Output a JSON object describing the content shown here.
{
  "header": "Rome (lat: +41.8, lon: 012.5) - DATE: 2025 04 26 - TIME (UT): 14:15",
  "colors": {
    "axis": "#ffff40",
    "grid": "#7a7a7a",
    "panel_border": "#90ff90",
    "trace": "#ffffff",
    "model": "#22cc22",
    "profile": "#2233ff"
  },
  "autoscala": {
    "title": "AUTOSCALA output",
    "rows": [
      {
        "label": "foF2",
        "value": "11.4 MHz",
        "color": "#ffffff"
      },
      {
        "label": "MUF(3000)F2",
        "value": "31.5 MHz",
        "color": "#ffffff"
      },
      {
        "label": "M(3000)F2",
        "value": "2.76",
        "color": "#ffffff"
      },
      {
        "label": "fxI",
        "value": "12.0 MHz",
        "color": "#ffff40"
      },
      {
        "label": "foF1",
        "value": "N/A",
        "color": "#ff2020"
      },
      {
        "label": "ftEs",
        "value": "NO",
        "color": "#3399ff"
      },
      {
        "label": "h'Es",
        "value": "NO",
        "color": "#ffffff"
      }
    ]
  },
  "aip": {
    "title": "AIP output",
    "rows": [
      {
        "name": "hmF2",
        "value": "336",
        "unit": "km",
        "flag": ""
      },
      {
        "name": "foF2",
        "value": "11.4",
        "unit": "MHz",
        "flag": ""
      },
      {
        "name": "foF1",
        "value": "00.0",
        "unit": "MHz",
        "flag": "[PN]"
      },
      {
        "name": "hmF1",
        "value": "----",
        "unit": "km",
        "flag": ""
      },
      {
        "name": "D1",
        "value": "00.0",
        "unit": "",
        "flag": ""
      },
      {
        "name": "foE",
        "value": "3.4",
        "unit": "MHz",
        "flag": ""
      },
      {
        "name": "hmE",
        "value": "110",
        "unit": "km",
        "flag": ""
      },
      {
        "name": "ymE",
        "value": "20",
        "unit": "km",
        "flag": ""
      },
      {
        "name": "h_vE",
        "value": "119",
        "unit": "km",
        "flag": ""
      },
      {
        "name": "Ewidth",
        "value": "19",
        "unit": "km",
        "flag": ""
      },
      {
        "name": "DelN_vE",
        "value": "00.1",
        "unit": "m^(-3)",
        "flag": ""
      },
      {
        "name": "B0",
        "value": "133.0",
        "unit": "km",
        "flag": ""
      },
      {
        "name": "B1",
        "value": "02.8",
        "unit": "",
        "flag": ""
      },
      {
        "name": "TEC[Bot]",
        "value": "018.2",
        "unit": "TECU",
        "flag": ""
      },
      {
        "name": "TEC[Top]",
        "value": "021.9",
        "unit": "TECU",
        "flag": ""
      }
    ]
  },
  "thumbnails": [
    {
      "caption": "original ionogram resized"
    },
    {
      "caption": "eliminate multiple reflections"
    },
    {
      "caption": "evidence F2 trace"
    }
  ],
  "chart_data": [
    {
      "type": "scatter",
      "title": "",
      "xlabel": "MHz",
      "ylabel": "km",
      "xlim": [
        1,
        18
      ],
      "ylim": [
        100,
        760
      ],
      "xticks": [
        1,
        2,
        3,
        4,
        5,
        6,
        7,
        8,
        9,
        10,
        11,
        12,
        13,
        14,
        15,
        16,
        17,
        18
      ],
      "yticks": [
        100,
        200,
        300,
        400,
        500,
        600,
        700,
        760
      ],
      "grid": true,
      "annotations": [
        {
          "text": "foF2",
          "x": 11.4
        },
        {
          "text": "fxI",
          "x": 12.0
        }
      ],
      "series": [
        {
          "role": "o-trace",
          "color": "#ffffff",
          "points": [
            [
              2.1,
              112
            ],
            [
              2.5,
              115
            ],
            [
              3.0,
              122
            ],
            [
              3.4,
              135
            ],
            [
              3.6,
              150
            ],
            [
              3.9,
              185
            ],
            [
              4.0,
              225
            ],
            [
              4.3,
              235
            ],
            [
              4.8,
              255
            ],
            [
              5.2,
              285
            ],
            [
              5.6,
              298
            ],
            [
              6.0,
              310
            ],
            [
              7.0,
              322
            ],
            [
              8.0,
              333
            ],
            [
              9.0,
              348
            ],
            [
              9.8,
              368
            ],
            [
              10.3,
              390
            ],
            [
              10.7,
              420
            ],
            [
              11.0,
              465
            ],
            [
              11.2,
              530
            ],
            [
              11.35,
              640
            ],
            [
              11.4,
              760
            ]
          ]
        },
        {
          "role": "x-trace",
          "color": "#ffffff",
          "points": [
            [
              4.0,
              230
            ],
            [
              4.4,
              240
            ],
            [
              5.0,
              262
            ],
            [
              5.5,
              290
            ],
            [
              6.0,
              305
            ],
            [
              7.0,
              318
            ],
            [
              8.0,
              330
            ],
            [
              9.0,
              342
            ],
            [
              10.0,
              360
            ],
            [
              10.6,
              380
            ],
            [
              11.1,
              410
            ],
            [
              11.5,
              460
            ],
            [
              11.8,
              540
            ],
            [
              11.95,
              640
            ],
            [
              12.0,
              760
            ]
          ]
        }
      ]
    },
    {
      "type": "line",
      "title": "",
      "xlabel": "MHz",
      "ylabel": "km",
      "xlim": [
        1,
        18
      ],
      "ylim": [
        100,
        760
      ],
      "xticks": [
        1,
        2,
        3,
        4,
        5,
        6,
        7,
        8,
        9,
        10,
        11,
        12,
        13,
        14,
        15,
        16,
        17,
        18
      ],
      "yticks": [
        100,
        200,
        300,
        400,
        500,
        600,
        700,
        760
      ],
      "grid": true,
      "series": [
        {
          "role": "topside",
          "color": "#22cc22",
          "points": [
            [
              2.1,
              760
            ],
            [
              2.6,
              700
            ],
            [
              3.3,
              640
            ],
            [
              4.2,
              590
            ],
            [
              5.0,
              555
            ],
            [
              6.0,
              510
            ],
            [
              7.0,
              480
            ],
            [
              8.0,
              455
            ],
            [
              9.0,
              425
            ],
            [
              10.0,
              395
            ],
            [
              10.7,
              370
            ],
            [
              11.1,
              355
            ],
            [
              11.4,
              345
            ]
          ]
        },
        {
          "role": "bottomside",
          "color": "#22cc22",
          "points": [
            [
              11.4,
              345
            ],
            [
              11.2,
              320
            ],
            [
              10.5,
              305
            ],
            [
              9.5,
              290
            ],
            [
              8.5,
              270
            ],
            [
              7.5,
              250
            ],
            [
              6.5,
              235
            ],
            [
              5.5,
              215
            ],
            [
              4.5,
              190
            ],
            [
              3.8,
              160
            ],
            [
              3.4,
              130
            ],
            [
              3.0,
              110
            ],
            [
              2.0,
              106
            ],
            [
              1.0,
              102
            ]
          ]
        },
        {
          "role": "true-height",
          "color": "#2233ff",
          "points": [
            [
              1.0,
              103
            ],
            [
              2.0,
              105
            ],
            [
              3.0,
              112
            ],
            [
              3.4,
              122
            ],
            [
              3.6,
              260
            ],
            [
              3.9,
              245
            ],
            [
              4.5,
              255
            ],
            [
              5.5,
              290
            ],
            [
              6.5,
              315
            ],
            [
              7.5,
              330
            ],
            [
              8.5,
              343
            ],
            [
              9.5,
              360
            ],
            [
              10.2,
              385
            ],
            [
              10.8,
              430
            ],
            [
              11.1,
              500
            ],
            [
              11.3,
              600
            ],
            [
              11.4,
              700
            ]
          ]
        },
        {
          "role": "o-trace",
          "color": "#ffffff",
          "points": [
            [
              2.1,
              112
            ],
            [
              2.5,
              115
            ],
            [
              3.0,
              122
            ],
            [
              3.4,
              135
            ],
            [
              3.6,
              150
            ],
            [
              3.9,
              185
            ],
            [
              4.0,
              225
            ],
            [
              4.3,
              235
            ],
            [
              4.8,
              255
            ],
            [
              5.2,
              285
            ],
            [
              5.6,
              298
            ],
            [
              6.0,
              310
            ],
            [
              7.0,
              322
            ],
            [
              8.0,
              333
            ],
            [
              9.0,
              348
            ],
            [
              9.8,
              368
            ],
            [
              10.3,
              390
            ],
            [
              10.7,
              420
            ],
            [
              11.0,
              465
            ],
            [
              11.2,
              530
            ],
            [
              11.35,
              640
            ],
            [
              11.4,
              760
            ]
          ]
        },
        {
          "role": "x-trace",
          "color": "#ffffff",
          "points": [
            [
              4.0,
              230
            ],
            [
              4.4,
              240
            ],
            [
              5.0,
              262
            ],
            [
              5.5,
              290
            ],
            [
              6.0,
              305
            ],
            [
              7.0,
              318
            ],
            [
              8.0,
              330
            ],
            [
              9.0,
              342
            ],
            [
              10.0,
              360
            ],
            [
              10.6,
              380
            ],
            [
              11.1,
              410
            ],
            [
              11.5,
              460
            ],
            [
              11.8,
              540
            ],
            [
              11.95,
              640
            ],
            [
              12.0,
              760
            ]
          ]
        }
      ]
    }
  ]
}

**What the task requires:** Give the count of lines in the records that contain "role", and no other text.

**In response:** 7